Page text ->
<<<<

APPEAL from the Appellate Court for the Fourth District; heard
in that court on appeal from the Circuit Court of Champaign
County; the Hon. BIRCH E. MORGAN, Judge, presiding.
MR. JUSTICE KLINGBIEL DELIVERED THE OPINION OF THE COURT:
Rehearing denied January 18, 1968.
On a plea of guilty to an information charging the crime of pandering, defendant, William Harden, Jr., was convicted in the circuit court of Champaign County and sentenced to two to five years in the penitentiary. The Appellate Court for the Fourth Judicial District affirmed the conviction, but remanded the cause with directions to reconsider the quantum of the sentence after a further hearing of pertinent facts and circumstances essential to the exercise of a sound judicial discretion. (78 Ill. App.2d 436.) We granted defendant leave to appeal.
Defendant contends he did not intelligently and understandingly waive his right to counsel, nor his right to be prosecuted by indictment, and further, that he was never adequately advised of the nature and elements of the charged offense and accordingly his plea of guilty was not intelligently and understandingly made.
At the time of trial defendant was 18 1/2 years old. He was arrested at his home on March 31, 1965, on a complaint charging he knowingly and for money compelled a female to become a prostitute and that he solicited for a prostitute. On the following day he attended a preliminary hearing before a magistrate and it appears from the record that he was furnished with a copy of the complaint, advised of the nature of the offense, the penalty, his right to trial by jury and his right to counsel. At that time he waived his right to counsel. On April 2nd, he was arraigned before the circuit court on an information charging the offense of pandering in that "he did knowingly for money arrange a situation in which a female * * * practiced prostitution." He was furnished with a copy of the information and on repetition of the charge by the court he stated that he understood it. Likewise, the possible penalties were explained in detail and defendant stated he understood them. He was told that he had a right to an attorney and that if he did not have one or was without funds the court was under a duty to appoint one. To specific questions he replied that he did not have an attorney, did not want one, and did not want the court to appoint one.
He was told that he had an absolute right to have his case presented to the grand jury or that he could waive indictment and consent to prosecution by information. He agreed to waive indictment and signed separate written consents to prosecution by indictment and a waiver of jury. Again repeating each of the rights of defendant the court asked if he was ready to plead. He stated he was, and entered a plea of guilty. Treating the plea as an offer, the court once again explained his right to trial, trial by jury and the possible consequences of his plea, and only then on the persistence of defendant did the court accept his plea of guilty.

>>>>

Information shown ->
<<<<

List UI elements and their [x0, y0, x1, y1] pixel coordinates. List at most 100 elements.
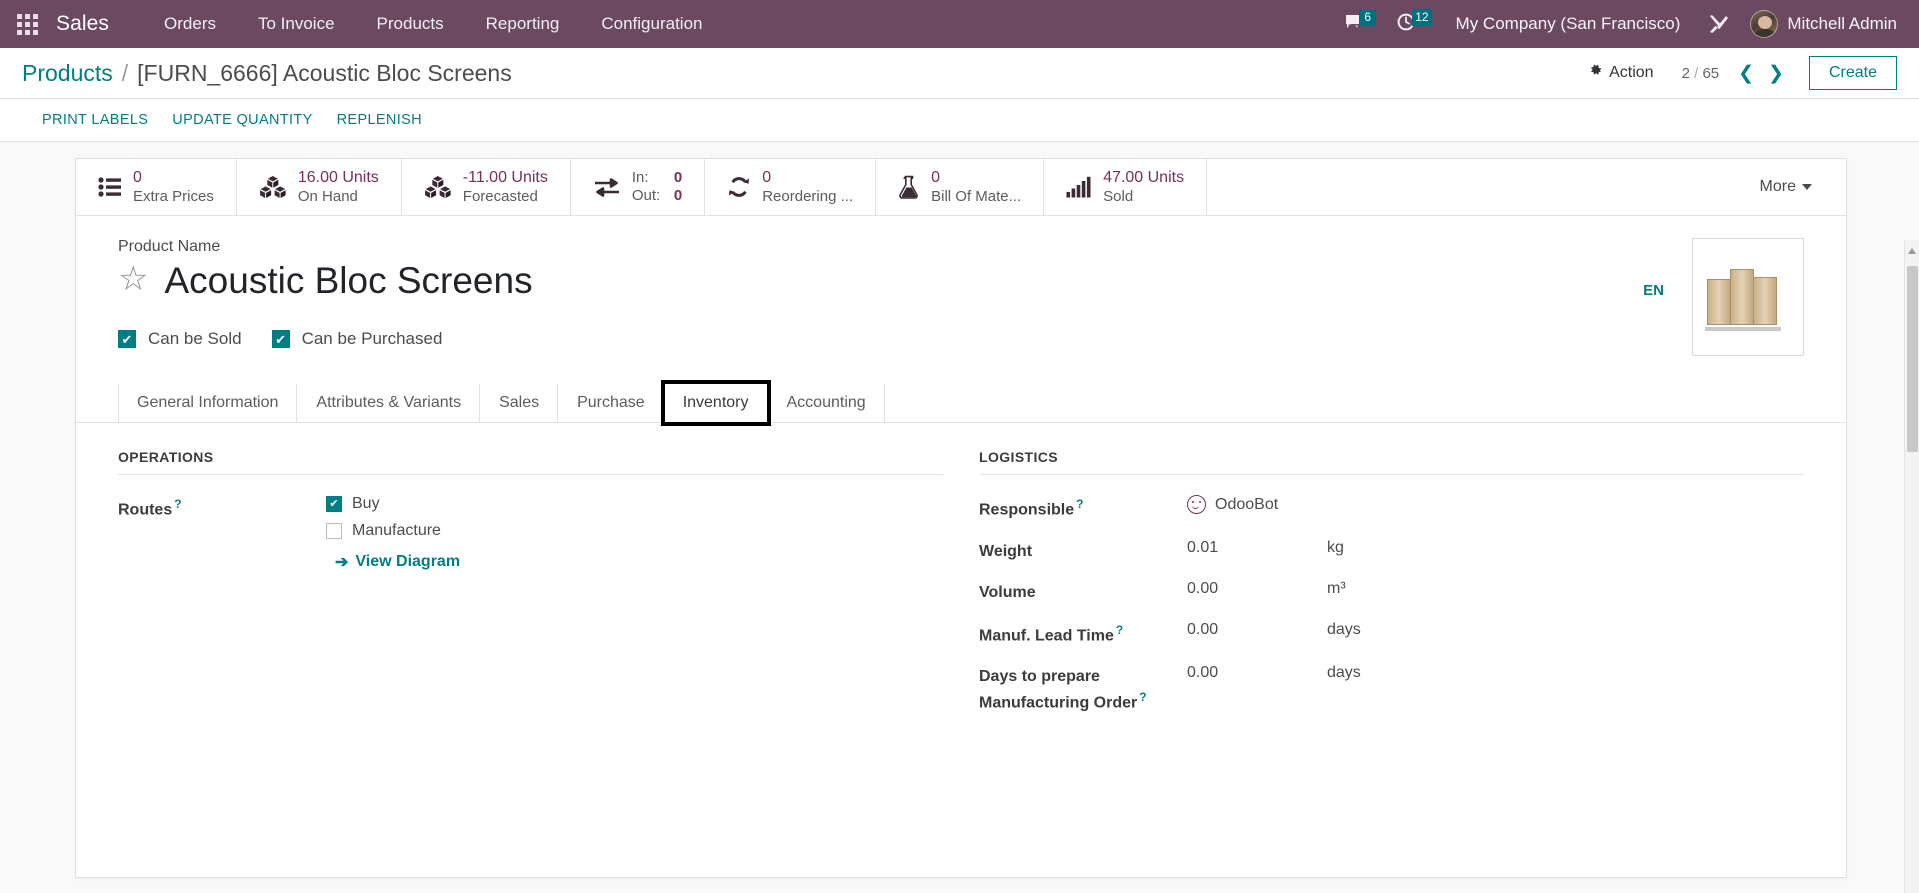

>>>>
<<<<

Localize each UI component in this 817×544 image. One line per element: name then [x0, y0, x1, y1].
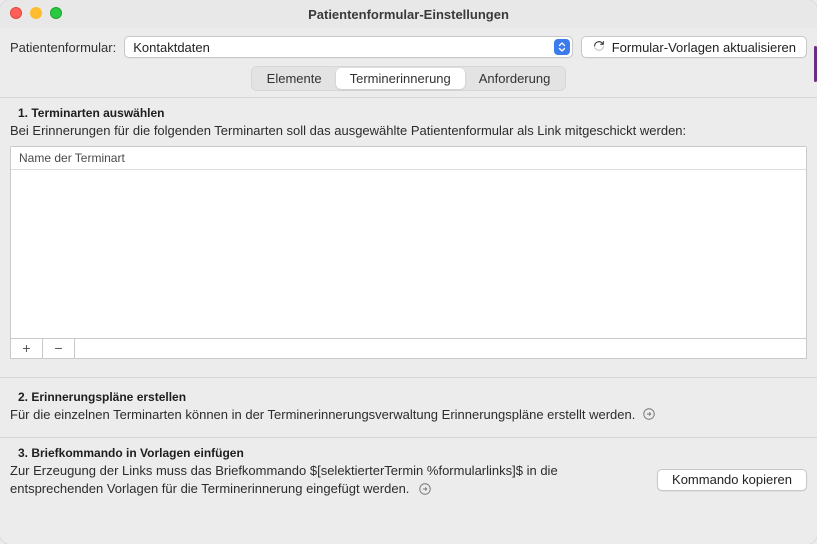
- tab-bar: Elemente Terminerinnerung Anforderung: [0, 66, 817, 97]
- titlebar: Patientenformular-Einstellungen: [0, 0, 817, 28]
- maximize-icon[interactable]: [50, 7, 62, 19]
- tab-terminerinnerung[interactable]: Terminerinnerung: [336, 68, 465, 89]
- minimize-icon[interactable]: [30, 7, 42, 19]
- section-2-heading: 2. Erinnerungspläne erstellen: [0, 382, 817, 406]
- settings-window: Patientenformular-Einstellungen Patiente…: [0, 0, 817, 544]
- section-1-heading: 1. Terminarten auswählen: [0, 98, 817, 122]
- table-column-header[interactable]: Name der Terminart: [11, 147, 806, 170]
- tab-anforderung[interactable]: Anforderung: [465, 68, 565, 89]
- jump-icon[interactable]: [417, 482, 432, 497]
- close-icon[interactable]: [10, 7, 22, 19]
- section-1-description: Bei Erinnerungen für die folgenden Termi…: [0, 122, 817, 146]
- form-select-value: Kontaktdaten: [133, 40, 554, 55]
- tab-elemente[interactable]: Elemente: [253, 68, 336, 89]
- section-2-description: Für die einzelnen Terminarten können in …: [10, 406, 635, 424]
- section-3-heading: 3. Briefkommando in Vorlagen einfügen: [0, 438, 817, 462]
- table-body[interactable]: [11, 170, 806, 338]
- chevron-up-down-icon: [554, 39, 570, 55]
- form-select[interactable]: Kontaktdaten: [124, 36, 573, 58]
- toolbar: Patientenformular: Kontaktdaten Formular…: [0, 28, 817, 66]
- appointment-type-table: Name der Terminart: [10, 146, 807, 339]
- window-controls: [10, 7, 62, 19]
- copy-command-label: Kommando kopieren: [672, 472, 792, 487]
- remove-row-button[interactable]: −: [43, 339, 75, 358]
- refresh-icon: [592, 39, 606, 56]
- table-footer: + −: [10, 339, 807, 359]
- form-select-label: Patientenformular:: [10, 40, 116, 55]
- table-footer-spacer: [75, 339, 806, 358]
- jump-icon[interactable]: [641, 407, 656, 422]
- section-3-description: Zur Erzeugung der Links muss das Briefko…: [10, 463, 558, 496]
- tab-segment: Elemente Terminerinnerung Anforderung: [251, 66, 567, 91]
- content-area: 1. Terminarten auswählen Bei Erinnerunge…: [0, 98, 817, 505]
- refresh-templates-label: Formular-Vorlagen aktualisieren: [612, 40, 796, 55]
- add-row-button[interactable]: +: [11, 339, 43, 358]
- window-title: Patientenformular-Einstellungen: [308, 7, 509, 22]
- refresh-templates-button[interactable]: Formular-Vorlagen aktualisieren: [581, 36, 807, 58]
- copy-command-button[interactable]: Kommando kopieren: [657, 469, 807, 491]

>>>>

Tasks for this exercise ->
[1] According to the court opinion, what was the defendant advised of at the preliminary hearing before the magistrate? List each item.
[2] Answer these from the court opinion:
(a) How old was the defendant at the time of trial?
(b) On what date was he arrested?
(c) What sentence did the circuit court impose?
[3] Retype the court opinion word for word, from "On a plea of" down to "and understandingly made.".

Solutions to each task ->
[1]
- The nature of the offense
- The penalty
- His right to trial by jury
- His right to counsel

[2]
(a) 18 1/2 years old
(b) March 31, 1965
(c) Two to five years in the penitentiary

[3]
On a plea of guilty to an information charging the crime of pandering, defendant, William Harden, Jr., was convicted in the circuit court of Champaign County and sentenced to two to five years in the penitentiary. The Appellate Court for the Fourth Judicial District affirmed the conviction, but remanded the cause with directions to reconsider the quantum of the sentence after a further hearing of pertinent facts and circumstances essential to the exercise of a sound judicial discretion. (78 Ill. App.2d 436.) We granted defendant leave to appeal.
Defendant contends he did not intelligently and understandingly waive his right to counsel, nor his right to be prosecuted by indictment, and further, that he was never adequately advised of the nature and elements of the charged offense and accordingly his plea of guilty was not intelligently and understandingly made.